## DATA LISTING

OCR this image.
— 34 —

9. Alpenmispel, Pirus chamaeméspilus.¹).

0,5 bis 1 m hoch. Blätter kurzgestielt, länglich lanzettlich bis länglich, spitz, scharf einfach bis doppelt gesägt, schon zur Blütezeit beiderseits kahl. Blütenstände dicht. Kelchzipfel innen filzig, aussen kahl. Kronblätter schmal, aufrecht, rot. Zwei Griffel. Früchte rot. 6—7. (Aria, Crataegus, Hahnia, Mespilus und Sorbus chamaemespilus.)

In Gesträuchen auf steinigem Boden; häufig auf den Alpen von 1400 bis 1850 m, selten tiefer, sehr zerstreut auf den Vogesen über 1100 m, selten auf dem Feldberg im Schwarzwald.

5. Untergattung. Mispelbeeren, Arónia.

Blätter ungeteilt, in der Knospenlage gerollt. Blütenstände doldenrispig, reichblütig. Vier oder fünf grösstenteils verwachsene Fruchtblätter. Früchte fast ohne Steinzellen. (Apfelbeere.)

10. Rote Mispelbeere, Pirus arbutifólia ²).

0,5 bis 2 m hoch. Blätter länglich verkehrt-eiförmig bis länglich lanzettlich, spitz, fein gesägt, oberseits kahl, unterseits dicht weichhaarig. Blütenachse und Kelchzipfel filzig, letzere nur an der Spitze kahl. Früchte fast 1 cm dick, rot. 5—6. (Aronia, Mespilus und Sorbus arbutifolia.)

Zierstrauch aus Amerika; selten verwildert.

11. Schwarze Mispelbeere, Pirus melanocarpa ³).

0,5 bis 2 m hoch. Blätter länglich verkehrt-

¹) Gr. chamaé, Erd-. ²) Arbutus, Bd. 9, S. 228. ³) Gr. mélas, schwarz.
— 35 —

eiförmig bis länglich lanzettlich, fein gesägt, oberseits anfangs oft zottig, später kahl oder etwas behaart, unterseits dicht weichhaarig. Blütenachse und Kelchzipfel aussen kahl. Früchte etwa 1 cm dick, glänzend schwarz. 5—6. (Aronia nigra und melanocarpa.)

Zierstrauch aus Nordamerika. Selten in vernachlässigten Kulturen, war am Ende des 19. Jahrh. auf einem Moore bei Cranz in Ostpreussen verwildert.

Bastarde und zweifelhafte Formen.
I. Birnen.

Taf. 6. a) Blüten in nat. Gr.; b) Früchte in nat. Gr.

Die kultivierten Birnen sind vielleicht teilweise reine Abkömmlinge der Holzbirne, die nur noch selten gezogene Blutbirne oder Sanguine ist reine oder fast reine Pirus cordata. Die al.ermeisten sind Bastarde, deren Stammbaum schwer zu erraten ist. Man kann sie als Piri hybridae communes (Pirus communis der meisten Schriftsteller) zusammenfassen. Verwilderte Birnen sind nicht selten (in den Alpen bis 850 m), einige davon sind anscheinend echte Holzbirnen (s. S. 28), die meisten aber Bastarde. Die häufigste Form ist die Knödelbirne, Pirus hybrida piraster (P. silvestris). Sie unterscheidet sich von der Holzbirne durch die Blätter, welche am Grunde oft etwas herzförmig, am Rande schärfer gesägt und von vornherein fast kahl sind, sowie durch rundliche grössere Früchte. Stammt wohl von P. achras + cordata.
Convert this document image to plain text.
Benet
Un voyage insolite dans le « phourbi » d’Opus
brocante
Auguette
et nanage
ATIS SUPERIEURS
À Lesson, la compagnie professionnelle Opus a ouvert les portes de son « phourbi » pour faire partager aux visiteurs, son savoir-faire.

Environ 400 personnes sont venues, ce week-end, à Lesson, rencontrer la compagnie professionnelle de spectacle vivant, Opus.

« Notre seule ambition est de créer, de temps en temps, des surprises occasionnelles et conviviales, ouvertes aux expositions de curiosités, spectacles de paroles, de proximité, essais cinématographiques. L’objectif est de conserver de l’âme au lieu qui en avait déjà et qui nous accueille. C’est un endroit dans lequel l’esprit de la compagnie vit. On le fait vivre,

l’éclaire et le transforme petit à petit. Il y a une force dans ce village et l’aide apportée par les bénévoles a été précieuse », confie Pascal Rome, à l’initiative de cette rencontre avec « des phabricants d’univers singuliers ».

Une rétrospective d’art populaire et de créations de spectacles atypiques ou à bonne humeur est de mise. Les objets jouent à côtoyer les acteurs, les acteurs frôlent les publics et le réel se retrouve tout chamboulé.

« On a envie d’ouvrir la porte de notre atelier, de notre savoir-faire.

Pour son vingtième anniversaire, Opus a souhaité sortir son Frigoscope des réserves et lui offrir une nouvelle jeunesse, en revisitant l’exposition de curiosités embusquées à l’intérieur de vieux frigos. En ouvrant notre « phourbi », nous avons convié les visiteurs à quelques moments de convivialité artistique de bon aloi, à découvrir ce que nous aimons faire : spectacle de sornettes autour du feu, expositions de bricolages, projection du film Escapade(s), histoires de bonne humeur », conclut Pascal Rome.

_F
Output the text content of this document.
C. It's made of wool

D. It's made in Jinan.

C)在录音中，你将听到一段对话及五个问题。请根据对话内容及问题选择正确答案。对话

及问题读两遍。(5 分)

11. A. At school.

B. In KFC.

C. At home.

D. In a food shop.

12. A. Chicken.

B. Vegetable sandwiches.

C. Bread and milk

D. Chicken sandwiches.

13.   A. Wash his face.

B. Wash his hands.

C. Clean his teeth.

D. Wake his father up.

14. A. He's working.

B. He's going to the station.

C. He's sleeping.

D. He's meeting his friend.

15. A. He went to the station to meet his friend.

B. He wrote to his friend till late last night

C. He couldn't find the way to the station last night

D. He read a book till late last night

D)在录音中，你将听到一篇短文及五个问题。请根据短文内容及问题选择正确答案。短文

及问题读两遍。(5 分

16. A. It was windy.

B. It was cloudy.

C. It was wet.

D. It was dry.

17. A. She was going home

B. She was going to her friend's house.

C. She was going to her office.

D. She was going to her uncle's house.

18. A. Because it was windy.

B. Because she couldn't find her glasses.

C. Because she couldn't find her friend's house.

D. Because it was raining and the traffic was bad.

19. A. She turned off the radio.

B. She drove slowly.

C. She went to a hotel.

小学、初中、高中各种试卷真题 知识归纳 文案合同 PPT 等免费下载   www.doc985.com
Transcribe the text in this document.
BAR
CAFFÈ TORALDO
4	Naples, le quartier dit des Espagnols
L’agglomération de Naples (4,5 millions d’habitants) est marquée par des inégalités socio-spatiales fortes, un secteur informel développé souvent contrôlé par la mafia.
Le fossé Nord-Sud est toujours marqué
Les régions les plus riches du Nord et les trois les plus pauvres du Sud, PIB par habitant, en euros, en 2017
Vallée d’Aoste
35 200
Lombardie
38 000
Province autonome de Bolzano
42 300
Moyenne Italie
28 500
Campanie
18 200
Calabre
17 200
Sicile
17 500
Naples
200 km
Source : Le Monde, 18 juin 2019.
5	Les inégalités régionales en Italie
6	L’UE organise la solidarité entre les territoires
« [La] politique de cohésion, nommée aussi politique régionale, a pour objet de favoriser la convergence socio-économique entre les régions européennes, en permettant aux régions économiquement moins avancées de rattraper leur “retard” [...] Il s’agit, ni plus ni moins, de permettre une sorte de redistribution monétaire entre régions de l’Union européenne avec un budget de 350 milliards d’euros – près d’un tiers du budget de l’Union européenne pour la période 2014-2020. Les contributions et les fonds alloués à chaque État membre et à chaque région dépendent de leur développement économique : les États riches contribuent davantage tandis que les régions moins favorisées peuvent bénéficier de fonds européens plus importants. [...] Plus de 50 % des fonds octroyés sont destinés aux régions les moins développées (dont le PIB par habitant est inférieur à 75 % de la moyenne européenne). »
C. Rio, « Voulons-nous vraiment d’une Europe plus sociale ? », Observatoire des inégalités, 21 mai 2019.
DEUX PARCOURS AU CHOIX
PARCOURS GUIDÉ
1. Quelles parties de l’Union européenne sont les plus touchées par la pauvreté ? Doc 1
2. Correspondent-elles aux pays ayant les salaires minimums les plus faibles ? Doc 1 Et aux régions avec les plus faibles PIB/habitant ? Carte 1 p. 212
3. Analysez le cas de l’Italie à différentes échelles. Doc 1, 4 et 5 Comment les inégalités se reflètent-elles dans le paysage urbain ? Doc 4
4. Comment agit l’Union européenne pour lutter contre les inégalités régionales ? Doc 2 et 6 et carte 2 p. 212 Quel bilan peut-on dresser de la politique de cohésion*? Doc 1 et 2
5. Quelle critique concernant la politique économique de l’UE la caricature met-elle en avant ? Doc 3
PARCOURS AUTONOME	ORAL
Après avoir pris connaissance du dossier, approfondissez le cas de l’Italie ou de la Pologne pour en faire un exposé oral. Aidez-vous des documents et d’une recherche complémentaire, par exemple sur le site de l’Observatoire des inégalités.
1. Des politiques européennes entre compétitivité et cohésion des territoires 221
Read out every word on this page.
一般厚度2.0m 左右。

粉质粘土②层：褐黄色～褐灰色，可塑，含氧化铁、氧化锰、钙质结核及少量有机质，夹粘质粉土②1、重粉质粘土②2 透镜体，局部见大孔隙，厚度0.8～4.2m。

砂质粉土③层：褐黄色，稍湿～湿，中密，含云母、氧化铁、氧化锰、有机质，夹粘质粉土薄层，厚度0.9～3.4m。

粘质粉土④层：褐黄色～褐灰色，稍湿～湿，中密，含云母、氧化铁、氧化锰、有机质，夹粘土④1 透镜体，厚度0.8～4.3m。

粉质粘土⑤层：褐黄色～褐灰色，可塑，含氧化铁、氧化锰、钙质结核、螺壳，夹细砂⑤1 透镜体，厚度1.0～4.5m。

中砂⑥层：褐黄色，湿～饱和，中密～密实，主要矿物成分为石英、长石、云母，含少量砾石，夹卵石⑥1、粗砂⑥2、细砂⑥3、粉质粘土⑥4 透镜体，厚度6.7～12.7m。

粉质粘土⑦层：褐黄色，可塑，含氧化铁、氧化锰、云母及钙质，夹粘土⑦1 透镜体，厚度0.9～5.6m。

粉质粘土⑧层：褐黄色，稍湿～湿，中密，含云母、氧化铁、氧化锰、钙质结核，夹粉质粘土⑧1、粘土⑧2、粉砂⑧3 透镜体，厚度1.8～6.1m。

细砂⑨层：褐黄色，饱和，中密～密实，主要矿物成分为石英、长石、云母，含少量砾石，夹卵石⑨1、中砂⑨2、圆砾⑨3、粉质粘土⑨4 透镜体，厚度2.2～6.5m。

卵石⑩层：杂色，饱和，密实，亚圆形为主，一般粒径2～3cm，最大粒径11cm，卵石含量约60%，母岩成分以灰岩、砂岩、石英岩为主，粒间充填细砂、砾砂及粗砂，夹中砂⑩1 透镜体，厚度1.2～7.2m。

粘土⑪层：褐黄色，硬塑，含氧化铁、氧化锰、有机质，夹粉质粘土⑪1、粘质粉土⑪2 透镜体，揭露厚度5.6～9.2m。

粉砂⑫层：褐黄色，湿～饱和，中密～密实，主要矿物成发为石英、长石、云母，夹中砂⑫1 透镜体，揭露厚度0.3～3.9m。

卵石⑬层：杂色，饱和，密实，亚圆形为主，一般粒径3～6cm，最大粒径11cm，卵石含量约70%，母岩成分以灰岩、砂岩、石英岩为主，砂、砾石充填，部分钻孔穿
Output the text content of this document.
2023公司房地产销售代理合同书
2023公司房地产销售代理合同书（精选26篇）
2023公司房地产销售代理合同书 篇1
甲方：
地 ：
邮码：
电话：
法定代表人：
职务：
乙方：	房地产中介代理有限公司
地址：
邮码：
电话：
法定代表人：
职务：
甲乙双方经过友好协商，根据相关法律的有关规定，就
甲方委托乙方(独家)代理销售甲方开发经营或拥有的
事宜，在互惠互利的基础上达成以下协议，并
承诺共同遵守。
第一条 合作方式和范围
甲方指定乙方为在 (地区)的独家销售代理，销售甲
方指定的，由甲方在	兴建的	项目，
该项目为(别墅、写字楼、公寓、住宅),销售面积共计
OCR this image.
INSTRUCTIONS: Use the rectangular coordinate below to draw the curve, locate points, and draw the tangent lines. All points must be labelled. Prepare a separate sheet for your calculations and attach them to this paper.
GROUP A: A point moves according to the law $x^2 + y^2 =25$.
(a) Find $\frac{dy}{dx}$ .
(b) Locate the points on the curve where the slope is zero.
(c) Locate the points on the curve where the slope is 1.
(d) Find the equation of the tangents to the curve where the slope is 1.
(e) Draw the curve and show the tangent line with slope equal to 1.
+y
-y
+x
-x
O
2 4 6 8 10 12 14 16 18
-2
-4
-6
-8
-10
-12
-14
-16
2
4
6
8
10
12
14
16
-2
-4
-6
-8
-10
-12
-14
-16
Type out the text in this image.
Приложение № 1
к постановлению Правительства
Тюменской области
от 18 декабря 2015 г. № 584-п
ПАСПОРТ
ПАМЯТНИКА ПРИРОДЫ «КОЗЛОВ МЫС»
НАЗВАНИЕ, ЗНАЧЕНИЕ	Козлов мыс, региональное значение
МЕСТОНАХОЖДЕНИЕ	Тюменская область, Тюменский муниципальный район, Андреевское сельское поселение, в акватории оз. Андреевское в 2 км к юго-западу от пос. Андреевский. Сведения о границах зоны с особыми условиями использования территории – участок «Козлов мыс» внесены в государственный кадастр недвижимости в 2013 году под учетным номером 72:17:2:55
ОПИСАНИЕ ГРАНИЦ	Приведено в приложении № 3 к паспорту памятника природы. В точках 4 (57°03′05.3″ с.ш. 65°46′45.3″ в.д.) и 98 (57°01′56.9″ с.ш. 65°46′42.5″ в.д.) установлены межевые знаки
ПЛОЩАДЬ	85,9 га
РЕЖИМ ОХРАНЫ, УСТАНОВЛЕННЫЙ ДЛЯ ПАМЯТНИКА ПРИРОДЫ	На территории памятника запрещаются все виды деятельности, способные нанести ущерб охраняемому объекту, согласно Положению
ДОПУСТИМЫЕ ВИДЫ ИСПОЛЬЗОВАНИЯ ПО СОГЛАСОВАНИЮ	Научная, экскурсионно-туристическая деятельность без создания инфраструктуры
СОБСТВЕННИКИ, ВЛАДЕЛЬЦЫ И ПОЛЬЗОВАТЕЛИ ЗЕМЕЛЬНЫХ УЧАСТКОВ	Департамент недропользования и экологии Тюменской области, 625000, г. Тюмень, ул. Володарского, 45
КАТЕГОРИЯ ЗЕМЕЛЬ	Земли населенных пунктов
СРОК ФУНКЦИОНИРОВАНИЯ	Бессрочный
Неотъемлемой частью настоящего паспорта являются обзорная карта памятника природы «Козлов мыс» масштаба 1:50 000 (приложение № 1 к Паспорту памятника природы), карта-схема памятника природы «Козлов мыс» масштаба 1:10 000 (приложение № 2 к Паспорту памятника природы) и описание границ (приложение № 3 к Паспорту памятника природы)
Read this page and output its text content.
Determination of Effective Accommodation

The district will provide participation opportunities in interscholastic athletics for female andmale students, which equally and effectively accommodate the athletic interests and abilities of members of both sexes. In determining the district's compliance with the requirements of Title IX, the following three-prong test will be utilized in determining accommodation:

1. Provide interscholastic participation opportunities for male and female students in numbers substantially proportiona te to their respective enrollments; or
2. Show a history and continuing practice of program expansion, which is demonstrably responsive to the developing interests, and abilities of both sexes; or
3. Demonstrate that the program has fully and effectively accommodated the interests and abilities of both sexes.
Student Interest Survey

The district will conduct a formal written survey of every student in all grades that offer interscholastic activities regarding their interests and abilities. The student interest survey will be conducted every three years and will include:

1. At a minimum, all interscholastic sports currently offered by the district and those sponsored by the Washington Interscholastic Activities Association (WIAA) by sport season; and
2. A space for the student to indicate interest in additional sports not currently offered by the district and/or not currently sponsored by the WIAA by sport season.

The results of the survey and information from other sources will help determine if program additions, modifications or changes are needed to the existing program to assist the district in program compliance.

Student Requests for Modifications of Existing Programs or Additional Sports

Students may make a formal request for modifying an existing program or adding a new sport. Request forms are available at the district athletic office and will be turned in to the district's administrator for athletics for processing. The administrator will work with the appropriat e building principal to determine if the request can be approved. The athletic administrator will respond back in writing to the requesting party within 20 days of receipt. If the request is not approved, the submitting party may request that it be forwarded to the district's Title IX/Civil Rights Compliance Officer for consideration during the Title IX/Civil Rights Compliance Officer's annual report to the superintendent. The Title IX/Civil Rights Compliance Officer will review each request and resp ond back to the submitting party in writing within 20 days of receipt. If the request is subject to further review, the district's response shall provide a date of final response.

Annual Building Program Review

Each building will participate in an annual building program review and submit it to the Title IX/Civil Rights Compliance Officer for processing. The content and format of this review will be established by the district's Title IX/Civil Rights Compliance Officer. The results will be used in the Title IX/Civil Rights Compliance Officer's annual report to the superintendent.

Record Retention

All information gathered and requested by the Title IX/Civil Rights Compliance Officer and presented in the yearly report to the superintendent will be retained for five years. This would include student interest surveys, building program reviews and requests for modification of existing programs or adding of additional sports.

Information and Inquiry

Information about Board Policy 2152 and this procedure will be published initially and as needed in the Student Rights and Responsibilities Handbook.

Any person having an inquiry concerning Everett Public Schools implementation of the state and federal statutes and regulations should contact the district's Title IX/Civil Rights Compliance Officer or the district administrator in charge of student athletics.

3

## EXERCISE DESCRIPTION
In the material above, tally every line with the string "territoires" in it, then give that number alone.

## THE COMPLETED TASK
2